━━━━━ MATERIAL

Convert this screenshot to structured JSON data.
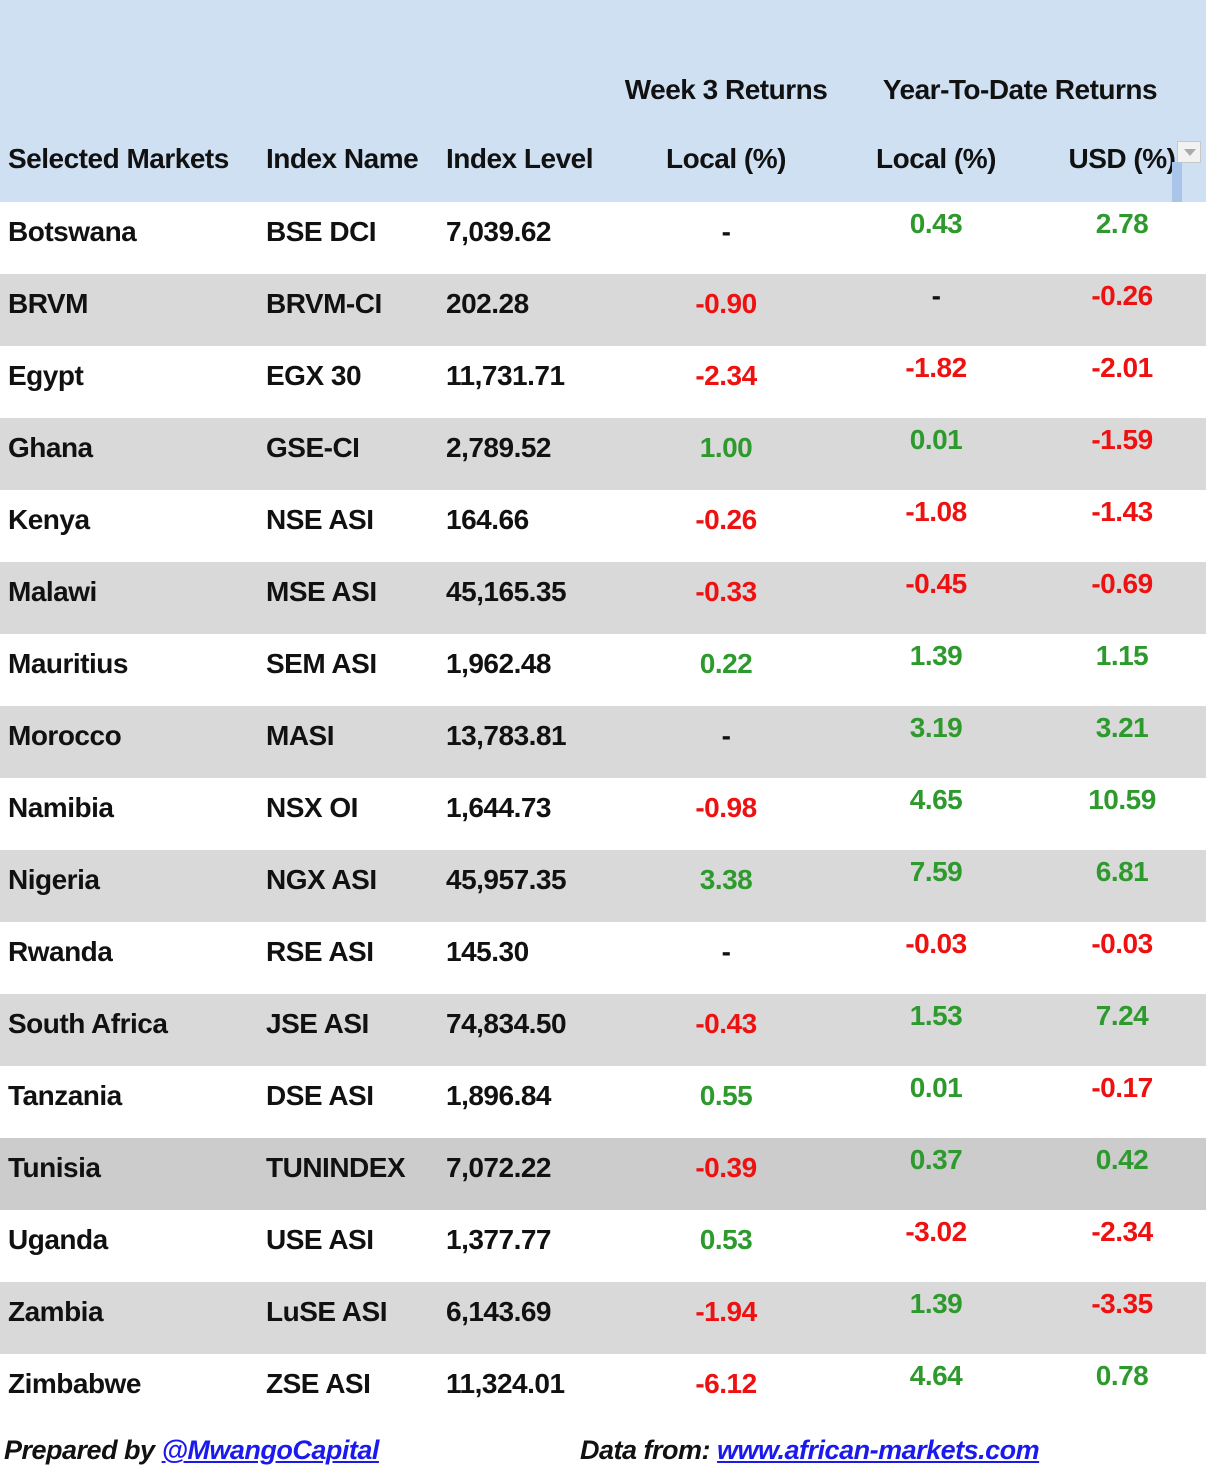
{
  "header": {
    "group_week": "Week 3 Returns",
    "group_ytd": "Year-To-Date Returns",
    "col_market": "Selected Markets",
    "col_index": "Index Name",
    "col_level": "Index Level",
    "col_week_local": "Local (%)",
    "col_ytd_local": "Local (%)",
    "col_ytd_usd": "USD (%)"
  },
  "rows": [
    {
      "market": "Botswana",
      "index": "BSE DCI",
      "level": "7,039.62",
      "week": "-",
      "ytd_local": "0.43",
      "ytd_usd": "2.78"
    },
    {
      "market": "BRVM",
      "index": "BRVM-CI",
      "level": "202.28",
      "week": "-0.90",
      "ytd_local": "-",
      "ytd_usd": "-0.26"
    },
    {
      "market": "Egypt",
      "index": "EGX 30",
      "level": "11,731.71",
      "week": "-2.34",
      "ytd_local": "-1.82",
      "ytd_usd": "-2.01"
    },
    {
      "market": "Ghana",
      "index": "GSE-CI",
      "level": "2,789.52",
      "week": "1.00",
      "ytd_local": "0.01",
      "ytd_usd": "-1.59"
    },
    {
      "market": "Kenya",
      "index": "NSE ASI",
      "level": "164.66",
      "week": "-0.26",
      "ytd_local": "-1.08",
      "ytd_usd": "-1.43"
    },
    {
      "market": "Malawi",
      "index": "MSE ASI",
      "level": "45,165.35",
      "week": "-0.33",
      "ytd_local": "-0.45",
      "ytd_usd": "-0.69"
    },
    {
      "market": "Mauritius",
      "index": "SEM ASI",
      "level": "1,962.48",
      "week": "0.22",
      "ytd_local": "1.39",
      "ytd_usd": "1.15"
    },
    {
      "market": "Morocco",
      "index": "MASI",
      "level": "13,783.81",
      "week": "-",
      "ytd_local": "3.19",
      "ytd_usd": "3.21"
    },
    {
      "market": "Namibia",
      "index": "NSX OI",
      "level": "1,644.73",
      "week": "-0.98",
      "ytd_local": "4.65",
      "ytd_usd": "10.59"
    },
    {
      "market": "Nigeria",
      "index": "NGX ASI",
      "level": "45,957.35",
      "week": "3.38",
      "ytd_local": "7.59",
      "ytd_usd": "6.81"
    },
    {
      "market": "Rwanda",
      "index": "RSE ASI",
      "level": "145.30",
      "week": "-",
      "ytd_local": "-0.03",
      "ytd_usd": "-0.03"
    },
    {
      "market": "South Africa",
      "index": "JSE ASI",
      "level": "74,834.50",
      "week": "-0.43",
      "ytd_local": "1.53",
      "ytd_usd": "7.24"
    },
    {
      "market": "Tanzania",
      "index": "DSE ASI",
      "level": "1,896.84",
      "week": "0.55",
      "ytd_local": "0.01",
      "ytd_usd": "-0.17"
    },
    {
      "market": "Tunisia",
      "index": "TUNINDEX",
      "level": "7,072.22",
      "week": "-0.39",
      "ytd_local": "0.37",
      "ytd_usd": "0.42"
    },
    {
      "market": "Uganda",
      "index": "USE ASI",
      "level": "1,377.77",
      "week": "0.53",
      "ytd_local": "-3.02",
      "ytd_usd": "-2.34"
    },
    {
      "market": "Zambia",
      "index": "LuSE ASI",
      "level": "6,143.69",
      "week": "-1.94",
      "ytd_local": "1.39",
      "ytd_usd": "-3.35"
    },
    {
      "market": "Zimbabwe",
      "index": "ZSE ASI",
      "level": "11,324.01",
      "week": "-6.12",
      "ytd_local": "4.64",
      "ytd_usd": "0.78"
    }
  ],
  "footer": {
    "prepared_label": "Prepared by",
    "prepared_link": "@MwangoCapital",
    "data_label": "Data from:",
    "data_link": "www.african-markets.com"
  },
  "colors": {
    "header_bg": "#cfe0f3",
    "positive": "#2e9a2e",
    "negative": "#ee1111",
    "stripe": "#d9d9d9",
    "link": "#1a1aee"
  }
}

━━━━━━━━━━

EXERCISE PROMPT -
Transcribe the material as is, with images omitted.

SOLUTION -
Convert this screenshot to structured JSON data.
{
  "header": {
    "group_week": "Week 3 Returns",
    "group_ytd": "Year-To-Date Returns",
    "col_market": "Selected Markets",
    "col_index": "Index Name",
    "col_level": "Index Level",
    "col_week_local": "Local (%)",
    "col_ytd_local": "Local (%)",
    "col_ytd_usd": "USD (%)"
  },
  "rows": [
    {
      "market": "Botswana",
      "index": "BSE DCI",
      "level": "7,039.62",
      "week": "-",
      "ytd_local": "0.43",
      "ytd_usd": "2.78"
    },
    {
      "market": "BRVM",
      "index": "BRVM-CI",
      "level": "202.28",
      "week": "-0.90",
      "ytd_local": "-",
      "ytd_usd": "-0.26"
    },
    {
      "market": "Egypt",
      "index": "EGX 30",
      "level": "11,731.71",
      "week": "-2.34",
      "ytd_local": "-1.82",
      "ytd_usd": "-2.01"
    },
    {
      "market": "Ghana",
      "index": "GSE-CI",
      "level": "2,789.52",
      "week": "1.00",
      "ytd_local": "0.01",
      "ytd_usd": "-1.59"
    },
    {
      "market": "Kenya",
      "index": "NSE ASI",
      "level": "164.66",
      "week": "-0.26",
      "ytd_local": "-1.08",
      "ytd_usd": "-1.43"
    },
    {
      "market": "Malawi",
      "index": "MSE ASI",
      "level": "45,165.35",
      "week": "-0.33",
      "ytd_local": "-0.45",
      "ytd_usd": "-0.69"
    },
    {
      "market": "Mauritius",
      "index": "SEM ASI",
      "level": "1,962.48",
      "week": "0.22",
      "ytd_local": "1.39",
      "ytd_usd": "1.15"
    },
    {
      "market": "Morocco",
      "index": "MASI",
      "level": "13,783.81",
      "week": "-",
      "ytd_local": "3.19",
      "ytd_usd": "3.21"
    },
    {
      "market": "Namibia",
      "index": "NSX OI",
      "level": "1,644.73",
      "week": "-0.98",
      "ytd_local": "4.65",
      "ytd_usd": "10.59"
    },
    {
      "market": "Nigeria",
      "index": "NGX ASI",
      "level": "45,957.35",
      "week": "3.38",
      "ytd_local": "7.59",
      "ytd_usd": "6.81"
    },
    {
      "market": "Rwanda",
      "index": "RSE ASI",
      "level": "145.30",
      "week": "-",
      "ytd_local": "-0.03",
      "ytd_usd": "-0.03"
    },
    {
      "market": "South Africa",
      "index": "JSE ASI",
      "level": "74,834.50",
      "week": "-0.43",
      "ytd_local": "1.53",
      "ytd_usd": "7.24"
    },
    {
      "market": "Tanzania",
      "index": "DSE ASI",
      "level": "1,896.84",
      "week": "0.55",
      "ytd_local": "0.01",
      "ytd_usd": "-0.17"
    },
    {
      "market": "Tunisia",
      "index": "TUNINDEX",
      "level": "7,072.22",
      "week": "-0.39",
      "ytd_local": "0.37",
      "ytd_usd": "0.42"
    },
    {
      "market": "Uganda",
      "index": "USE ASI",
      "level": "1,377.77",
      "week": "0.53",
      "ytd_local": "-3.02",
      "ytd_usd": "-2.34"
    },
    {
      "market": "Zambia",
      "index": "LuSE ASI",
      "level": "6,143.69",
      "week": "-1.94",
      "ytd_local": "1.39",
      "ytd_usd": "-3.35"
    },
    {
      "market": "Zimbabwe",
      "index": "ZSE ASI",
      "level": "11,324.01",
      "week": "-6.12",
      "ytd_local": "4.64",
      "ytd_usd": "0.78"
    }
  ],
  "footer": {
    "prepared_label": "Prepared by",
    "prepared_link": "@MwangoCapital",
    "data_label": "Data from:",
    "data_link": "www.african-markets.com"
  },
  "colors": {
    "header_bg": "#cfe0f3",
    "positive": "#2e9a2e",
    "negative": "#ee1111",
    "stripe": "#d9d9d9",
    "link": "#1a1aee"
  }
}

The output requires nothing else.